Records for processing ▸

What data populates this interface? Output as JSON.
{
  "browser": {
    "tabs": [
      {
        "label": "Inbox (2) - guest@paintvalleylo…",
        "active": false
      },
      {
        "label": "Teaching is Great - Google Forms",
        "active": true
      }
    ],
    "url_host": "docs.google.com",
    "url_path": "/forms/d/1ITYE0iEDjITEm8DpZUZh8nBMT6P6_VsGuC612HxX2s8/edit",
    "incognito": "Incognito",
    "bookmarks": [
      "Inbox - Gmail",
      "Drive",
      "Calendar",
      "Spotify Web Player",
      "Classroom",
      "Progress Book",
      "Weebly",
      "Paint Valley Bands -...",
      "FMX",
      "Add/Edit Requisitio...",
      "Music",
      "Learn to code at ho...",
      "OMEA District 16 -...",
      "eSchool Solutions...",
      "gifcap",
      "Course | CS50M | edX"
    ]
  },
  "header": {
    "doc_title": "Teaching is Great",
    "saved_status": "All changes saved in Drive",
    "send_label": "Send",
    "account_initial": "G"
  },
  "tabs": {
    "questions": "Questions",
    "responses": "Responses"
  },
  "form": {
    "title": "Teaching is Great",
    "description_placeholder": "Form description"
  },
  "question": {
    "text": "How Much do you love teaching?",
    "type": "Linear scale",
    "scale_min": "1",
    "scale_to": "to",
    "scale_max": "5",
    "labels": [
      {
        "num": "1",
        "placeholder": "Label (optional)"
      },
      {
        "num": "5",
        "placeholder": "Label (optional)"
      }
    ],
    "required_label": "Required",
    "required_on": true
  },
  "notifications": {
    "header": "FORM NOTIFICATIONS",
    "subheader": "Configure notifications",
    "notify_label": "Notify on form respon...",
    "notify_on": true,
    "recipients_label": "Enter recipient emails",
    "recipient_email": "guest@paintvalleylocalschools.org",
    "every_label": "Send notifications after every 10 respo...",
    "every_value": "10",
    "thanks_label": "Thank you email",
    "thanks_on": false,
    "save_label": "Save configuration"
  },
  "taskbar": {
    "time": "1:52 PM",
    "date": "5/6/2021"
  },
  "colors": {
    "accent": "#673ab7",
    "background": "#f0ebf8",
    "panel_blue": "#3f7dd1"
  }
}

Aim of the exercise ▸ Extract all lines of the records above that include "true".

Written response ▸
        "active": true
    "required_on": true
    "notify_on": true,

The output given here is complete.